## START Supplied passage

Tuesday, July 22, 2014

Exploring Tunisian Crochet -- Afghan Stitch

When I was in my early teen years, my grandmother taught me to crochet -- she gave me a crochet hook and three leftover balls of yarn from one of her projects.

Between times of seeing her, I practiced making crochet chains and single stitches, then learned double and triple crochet stitches.   I thought I knew it all!

Then my grandmother brought me a afghan that she had made for me, but it looked alot different than the crochet that I had already learned.   She said it was called an afghan stitch, but somehow she never got around to showing me, or perhaps because I was a teenager, I just never found the time to sit with her and take the time to learn and practice this 'new' idea.

And, even though I always found time through my young married and child rearing years to crochet various things from bags to sweaters to vests and scarves and hats, I just never got back to the idea of the 'afghan' stitch.   I think perhaps part of it was that it required a special long hook and this thing called Tunisian Crochet was not particularly popular through the 1970's and 80's....

It was not until quite recently that I came to realize that Tunisian Crochet was what my gramma called the Afghan Stitch!   Imagine that! Something Completely New (to me)....

Still today, I don't know alot of other people who crochet -- seems that knitting is what everyone is doing --- but I like crochet.   My hands know crochet.

A year or two ago I saw a lady working on a project using that extra long hook used for Tunisian Crochet -- that's when I learned it wasn't just called the Afghan Stitch, but that the whole category was 'Tunisian Crochet'...  Then not too long after I just happened to come across a proper Tunisian Crochet hook at the 2nd hand store and thought "Why Not?"

## END Supplied passage
## START Raw data

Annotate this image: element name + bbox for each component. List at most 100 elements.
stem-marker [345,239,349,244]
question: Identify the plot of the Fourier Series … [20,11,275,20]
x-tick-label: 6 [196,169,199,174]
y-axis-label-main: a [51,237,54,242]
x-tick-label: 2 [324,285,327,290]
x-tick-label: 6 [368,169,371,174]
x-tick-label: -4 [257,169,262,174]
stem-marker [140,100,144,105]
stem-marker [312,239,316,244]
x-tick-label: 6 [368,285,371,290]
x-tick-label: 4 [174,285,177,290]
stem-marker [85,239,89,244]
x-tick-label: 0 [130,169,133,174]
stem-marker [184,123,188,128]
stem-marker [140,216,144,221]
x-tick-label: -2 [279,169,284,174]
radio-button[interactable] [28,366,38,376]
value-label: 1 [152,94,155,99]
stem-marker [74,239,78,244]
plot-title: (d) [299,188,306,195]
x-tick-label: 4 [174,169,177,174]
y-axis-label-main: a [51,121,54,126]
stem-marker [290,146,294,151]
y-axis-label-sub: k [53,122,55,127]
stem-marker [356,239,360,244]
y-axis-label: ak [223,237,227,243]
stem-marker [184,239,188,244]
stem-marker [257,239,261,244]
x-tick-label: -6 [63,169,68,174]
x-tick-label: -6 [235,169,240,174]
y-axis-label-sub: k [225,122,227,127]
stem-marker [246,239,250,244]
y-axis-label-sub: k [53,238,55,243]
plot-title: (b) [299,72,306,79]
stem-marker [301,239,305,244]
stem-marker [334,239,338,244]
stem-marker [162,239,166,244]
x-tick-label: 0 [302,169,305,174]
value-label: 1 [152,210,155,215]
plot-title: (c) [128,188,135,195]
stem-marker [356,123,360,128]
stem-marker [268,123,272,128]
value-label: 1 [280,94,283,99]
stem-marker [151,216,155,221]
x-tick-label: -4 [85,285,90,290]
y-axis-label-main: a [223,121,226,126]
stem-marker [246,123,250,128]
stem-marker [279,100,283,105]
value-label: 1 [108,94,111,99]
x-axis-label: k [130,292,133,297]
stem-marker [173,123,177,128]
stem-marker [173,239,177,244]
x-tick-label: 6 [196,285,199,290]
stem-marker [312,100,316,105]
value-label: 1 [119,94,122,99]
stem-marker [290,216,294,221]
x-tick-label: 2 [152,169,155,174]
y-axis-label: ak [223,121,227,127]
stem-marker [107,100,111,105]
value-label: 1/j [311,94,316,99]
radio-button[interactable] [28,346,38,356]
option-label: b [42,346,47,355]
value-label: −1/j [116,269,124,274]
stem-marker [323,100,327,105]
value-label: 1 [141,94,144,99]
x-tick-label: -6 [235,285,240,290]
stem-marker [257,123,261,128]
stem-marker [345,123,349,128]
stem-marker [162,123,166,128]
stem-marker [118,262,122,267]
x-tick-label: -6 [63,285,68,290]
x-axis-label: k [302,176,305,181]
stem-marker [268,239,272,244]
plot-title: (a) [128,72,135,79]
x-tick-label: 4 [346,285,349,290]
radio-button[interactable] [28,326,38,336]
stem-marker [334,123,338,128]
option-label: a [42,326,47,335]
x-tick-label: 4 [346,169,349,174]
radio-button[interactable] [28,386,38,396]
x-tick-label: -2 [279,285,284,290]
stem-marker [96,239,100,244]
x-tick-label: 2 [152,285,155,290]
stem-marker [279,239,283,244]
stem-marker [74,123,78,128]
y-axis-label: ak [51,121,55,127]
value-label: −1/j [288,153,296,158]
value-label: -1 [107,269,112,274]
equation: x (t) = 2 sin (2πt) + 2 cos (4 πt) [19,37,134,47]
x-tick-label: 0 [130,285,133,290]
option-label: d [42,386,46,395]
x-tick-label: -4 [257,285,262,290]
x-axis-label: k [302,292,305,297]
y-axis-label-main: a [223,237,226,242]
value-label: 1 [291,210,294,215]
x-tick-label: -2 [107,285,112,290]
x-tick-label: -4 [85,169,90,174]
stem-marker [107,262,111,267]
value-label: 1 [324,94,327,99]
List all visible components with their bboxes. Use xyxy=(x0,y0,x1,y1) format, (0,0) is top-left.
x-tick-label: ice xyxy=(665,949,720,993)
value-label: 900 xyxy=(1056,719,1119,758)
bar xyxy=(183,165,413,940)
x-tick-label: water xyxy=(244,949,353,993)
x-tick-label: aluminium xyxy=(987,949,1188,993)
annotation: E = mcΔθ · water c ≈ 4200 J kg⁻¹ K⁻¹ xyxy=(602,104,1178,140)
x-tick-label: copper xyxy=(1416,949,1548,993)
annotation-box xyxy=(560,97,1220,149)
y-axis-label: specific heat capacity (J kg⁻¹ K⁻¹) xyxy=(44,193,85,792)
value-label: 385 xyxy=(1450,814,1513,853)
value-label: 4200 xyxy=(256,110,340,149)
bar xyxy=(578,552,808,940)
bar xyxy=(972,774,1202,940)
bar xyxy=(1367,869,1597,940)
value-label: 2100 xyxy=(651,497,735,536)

## END Raw data

__Objective__.
Return the full Tunisian crochet blog post above, reproducing it word for word.

__Written response__.
Tuesday, July 22, 2014

Exploring Tunisian Crochet -- Afghan Stitch

When I was in my early teen years, my grandmother taught me to crochet -- she gave me a crochet hook and three leftover balls of yarn from one of her projects.

Between times of seeing her, I practiced making crochet chains and single stitches, then learned double and triple crochet stitches.   I thought I knew it all!

Then my grandmother brought me a afghan that she had made for me, but it looked alot different than the crochet that I had already learned.   She said it was called an afghan stitch, but somehow she never got around to showing me, or perhaps because I was a teenager, I just never found the time to sit with her and take the time to learn and practice this 'new' idea.

And, even though I always found time through my young married and child rearing years to crochet various things from bags to sweaters to vests and scarves and hats, I just never got back to the idea of the 'afghan' stitch.   I think perhaps part of it was that it required a special long hook and this thing called Tunisian Crochet was not particularly popular through the 1970's and 80's....

It was not until quite recently that I came to realize that Tunisian Crochet was what my gramma called the Afghan Stitch!   Imagine that! Something Completely New (to me)....

Still today, I don't know alot of other people who crochet -- seems that knitting is what everyone is doing --- but I like crochet.   My hands know crochet.

A year or two ago I saw a lady working on a project using that extra long hook used for Tunisian Crochet -- that's when I learned it wasn't just called the Afghan Stitch, but that the whole category was 'Tunisian Crochet'...  Then not too long after I just happened to come across a proper Tunisian Crochet hook at the 2nd hand store and thought "Why Not?"